REQUIREMENTS -
In the material below, find every line with "szempontjából" and pull it out.

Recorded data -
— Begin —

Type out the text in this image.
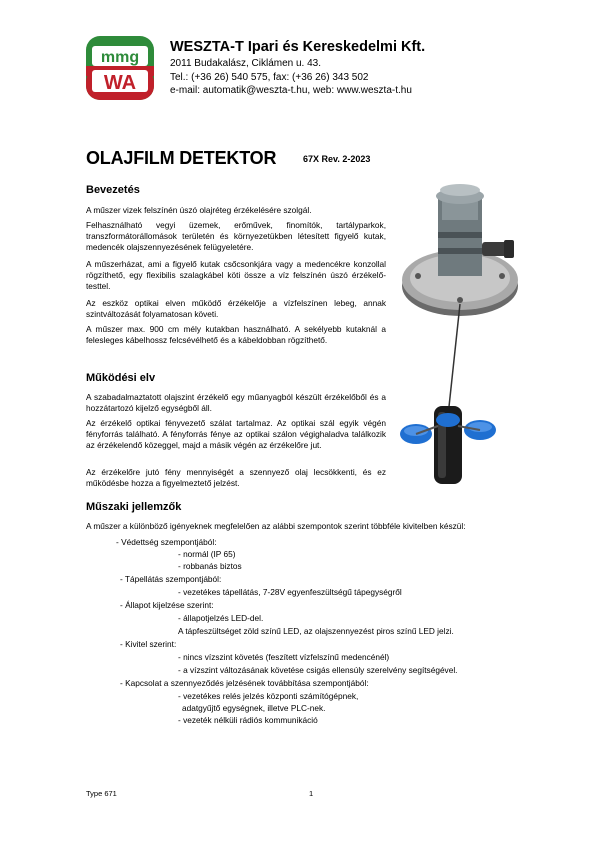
mmg
WA
WESZTA-T Ipari és Kereskedelmi Kft.
2011 Budakalász, Ciklámen u. 43.
Tel.: (+36 26) 540 575, fax: (+36 26) 343 502
e-mail: automatik@weszta-t.hu, web: www.weszta-t.hu
OLAJFILM DETEKTOR	67X Rev. 2-2023
Bevezetés
A műszer vizek felszínén úszó olajréteg érzékelésére szolgál.
Felhasználható vegyi üzemek, erőművek, finomítók, tartályparkok, transzformátorállomások területén és környezetükben létesített figyelő kutak, medencék olajszennyezésének felügyeletére.
A műszerházat, ami a figyelő kutak csőcsonkjára vagy a medencékre konzollal rögzíthető, egy flexibilis szalagkábel köti össze a víz felszínén úszó érzékelő-testtel.
Az eszköz optikai elven működő érzékelője a vízfelszínen lebeg, annak szintváltozását folyamatosan követi.
A műszer max. 900 cm mély kutakban használható. A sekélyebb kutaknál a felesleges kábelhossz felcsévélhető és a kábeldobban rögzíthető.
Működési elv
A szabadalmaztatott olajszint érzékelő egy műanyagból készült érzékelőből és a hozzátartozó kijelző egységből áll.
Az érzékelő optikai fényvezető szálat tartalmaz. Az optikai szál egyik végén fényforrás található. A fényforrás fénye az optikai szálon végighaladva találkozik az érzékelendő közeggel, majd a másik végén az érzékelőre jut.
Az érzékelőre jutó fény mennyiségét a szennyező olaj lecsökkenti, és ez működésbe hozza a figyelmeztető jelzést.
Műszaki jellemzők
A műszer a különböző igényeknek megfelelően az alábbi szempontok szerint többféle kivitelben készül:
- Védettség szempontjából:
- normál (IP 65)
- robbanás biztos
- Tápellátás szempontjából:
- vezetékes tápellátás, 7-28V egyenfeszültségű tápegységről
- Állapot kijelzése szerint:
- állapotjelzés LED-del.
A tápfeszültséget zöld színű LED, az olajszennyezést piros színű LED jelzi.
- Kivitel szerint:
- nincs vízszint követés (feszített vízfelszínű medencénél)
- a vízszint változásának követése csigás ellensúly szerelvény segítségével.
- Kapcsolat a szennyeződés jelzésének továbbítása szempontjából:
- vezetékes relés jelzés központi számítógépnek,
adatgyűjtő egységnek, illetve PLC-nek.
- vezeték nélküli rádiós kommunikáció
Type 671	1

— End —

CORRECT OUTPUT -
- Védettség szempontjából:
- Tápellátás szempontjából:
- Kapcsolat a szennyeződés jelzésének továbbítása szempontjából:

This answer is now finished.